** start Record set **

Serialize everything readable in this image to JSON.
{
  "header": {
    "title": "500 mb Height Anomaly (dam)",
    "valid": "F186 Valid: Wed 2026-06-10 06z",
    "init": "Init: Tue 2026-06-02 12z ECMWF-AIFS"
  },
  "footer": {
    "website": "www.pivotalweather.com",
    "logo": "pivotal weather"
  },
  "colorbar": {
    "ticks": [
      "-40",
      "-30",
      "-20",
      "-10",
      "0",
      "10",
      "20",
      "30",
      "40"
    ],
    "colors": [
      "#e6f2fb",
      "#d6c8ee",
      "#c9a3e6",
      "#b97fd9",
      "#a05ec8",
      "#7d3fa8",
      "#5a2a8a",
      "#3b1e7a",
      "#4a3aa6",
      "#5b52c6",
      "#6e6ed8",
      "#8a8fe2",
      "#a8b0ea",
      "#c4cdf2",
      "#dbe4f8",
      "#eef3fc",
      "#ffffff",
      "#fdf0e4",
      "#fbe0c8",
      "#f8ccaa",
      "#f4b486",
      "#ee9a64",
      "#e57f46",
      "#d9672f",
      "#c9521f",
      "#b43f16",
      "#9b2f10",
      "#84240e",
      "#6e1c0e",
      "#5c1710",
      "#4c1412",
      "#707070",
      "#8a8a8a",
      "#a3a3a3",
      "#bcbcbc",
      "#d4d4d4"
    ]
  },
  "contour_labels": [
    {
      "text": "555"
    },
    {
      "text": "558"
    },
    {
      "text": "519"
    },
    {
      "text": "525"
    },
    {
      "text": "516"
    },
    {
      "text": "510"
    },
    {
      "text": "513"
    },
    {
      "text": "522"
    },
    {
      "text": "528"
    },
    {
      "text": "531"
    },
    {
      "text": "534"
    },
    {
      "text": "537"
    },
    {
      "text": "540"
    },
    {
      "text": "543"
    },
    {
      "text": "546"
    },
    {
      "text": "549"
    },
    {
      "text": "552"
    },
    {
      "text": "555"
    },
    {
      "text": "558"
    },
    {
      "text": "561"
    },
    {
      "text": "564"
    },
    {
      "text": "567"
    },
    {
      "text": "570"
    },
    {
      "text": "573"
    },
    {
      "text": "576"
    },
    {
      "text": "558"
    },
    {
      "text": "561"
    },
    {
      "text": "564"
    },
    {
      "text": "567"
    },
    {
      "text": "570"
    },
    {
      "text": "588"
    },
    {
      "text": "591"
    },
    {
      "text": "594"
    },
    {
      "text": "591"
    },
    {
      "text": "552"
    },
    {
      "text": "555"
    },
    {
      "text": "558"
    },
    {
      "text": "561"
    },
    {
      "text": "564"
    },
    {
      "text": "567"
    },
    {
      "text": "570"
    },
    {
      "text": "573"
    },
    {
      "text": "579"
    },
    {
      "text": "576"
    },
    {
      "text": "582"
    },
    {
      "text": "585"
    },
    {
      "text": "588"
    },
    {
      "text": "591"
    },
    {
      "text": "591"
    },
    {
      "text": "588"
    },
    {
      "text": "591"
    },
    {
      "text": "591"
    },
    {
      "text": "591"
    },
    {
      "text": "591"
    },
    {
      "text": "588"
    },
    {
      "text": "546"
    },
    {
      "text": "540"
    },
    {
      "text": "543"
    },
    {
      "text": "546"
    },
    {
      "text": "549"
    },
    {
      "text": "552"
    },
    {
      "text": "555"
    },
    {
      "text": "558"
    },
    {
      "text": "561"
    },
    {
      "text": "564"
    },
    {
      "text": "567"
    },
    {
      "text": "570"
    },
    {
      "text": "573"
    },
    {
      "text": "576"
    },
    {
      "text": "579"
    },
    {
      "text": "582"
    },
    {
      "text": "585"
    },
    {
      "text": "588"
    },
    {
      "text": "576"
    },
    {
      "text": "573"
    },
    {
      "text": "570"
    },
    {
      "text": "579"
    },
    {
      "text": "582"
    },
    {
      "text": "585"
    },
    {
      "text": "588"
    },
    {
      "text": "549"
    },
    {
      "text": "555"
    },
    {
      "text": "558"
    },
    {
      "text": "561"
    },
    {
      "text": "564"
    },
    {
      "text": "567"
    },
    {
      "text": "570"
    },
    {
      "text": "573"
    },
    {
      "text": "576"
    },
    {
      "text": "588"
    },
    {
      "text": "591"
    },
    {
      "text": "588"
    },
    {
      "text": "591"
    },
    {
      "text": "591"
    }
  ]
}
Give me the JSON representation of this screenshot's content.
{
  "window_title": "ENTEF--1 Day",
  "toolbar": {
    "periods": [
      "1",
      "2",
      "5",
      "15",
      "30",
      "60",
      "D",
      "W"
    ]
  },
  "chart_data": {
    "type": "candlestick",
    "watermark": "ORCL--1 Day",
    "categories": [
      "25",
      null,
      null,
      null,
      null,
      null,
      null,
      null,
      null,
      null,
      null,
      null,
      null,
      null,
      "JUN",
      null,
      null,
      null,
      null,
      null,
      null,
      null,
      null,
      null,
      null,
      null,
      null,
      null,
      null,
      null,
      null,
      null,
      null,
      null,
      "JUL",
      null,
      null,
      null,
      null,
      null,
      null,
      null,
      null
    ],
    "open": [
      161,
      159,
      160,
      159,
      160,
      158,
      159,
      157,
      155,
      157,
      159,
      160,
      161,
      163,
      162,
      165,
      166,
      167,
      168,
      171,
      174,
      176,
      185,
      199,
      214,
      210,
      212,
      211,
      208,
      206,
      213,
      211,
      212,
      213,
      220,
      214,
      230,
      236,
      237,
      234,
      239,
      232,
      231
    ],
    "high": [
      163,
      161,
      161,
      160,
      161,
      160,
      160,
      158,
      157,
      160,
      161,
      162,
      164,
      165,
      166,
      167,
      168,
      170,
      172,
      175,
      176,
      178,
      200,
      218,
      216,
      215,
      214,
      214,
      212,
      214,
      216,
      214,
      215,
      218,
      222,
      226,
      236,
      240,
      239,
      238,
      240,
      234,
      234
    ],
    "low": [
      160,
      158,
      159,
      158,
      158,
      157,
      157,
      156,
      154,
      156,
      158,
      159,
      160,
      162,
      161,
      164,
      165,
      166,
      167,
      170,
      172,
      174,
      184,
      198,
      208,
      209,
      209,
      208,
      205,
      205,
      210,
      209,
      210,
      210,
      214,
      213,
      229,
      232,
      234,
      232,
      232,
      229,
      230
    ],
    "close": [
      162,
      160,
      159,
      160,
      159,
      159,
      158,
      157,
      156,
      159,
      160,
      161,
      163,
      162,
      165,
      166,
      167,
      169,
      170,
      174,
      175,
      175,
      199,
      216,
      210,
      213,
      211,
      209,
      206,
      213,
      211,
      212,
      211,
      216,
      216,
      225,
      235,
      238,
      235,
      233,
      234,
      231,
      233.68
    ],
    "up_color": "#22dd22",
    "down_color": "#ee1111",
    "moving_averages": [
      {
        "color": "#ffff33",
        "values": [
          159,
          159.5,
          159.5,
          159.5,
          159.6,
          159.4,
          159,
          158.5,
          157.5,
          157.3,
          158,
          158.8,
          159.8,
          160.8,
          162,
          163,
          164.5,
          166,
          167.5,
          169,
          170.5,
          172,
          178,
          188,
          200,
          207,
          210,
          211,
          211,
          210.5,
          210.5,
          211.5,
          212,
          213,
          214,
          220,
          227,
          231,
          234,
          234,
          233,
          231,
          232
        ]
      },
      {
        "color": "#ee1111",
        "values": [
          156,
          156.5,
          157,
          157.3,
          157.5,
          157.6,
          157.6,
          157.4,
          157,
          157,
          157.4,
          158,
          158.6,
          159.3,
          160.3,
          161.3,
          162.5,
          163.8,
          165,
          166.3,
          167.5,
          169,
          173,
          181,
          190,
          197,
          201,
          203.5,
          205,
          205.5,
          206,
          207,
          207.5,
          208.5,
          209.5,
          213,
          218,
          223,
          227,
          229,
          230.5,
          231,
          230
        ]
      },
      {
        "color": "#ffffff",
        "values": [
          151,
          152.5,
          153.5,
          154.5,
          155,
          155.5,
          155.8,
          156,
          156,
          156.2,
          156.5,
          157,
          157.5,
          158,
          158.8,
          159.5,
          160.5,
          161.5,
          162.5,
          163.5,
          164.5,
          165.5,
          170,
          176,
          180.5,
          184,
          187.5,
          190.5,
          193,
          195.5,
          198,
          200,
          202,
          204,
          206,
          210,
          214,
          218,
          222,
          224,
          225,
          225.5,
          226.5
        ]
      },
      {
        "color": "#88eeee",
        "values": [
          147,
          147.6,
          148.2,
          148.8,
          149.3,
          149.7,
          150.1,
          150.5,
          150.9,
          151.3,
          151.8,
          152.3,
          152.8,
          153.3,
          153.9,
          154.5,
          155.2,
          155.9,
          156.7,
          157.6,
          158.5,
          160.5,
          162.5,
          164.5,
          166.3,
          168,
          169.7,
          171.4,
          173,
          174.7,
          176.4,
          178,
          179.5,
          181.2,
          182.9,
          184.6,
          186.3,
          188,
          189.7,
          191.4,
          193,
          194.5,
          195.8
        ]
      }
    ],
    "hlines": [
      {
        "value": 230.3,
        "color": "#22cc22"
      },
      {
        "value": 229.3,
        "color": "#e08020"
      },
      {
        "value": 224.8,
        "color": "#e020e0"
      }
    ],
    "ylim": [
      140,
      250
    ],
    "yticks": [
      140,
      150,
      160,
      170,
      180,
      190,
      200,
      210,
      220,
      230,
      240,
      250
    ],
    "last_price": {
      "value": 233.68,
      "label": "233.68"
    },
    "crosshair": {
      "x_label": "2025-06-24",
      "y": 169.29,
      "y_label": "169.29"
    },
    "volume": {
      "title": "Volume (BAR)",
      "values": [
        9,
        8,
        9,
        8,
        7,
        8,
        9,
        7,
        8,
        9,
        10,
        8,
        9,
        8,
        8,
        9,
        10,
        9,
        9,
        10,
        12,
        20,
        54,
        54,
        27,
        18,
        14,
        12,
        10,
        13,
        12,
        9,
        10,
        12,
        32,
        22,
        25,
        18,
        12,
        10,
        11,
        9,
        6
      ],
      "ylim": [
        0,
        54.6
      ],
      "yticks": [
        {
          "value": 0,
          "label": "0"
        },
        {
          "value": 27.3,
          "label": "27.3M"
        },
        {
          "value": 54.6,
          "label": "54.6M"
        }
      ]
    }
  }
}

** end Record set **

• [Task requirements] Filter the listing for the word "this" and copy every line that holds it.

• [Finished task]
Serialize everything readable in this image to JSON.
Give me the JSON representation of this screenshot's content.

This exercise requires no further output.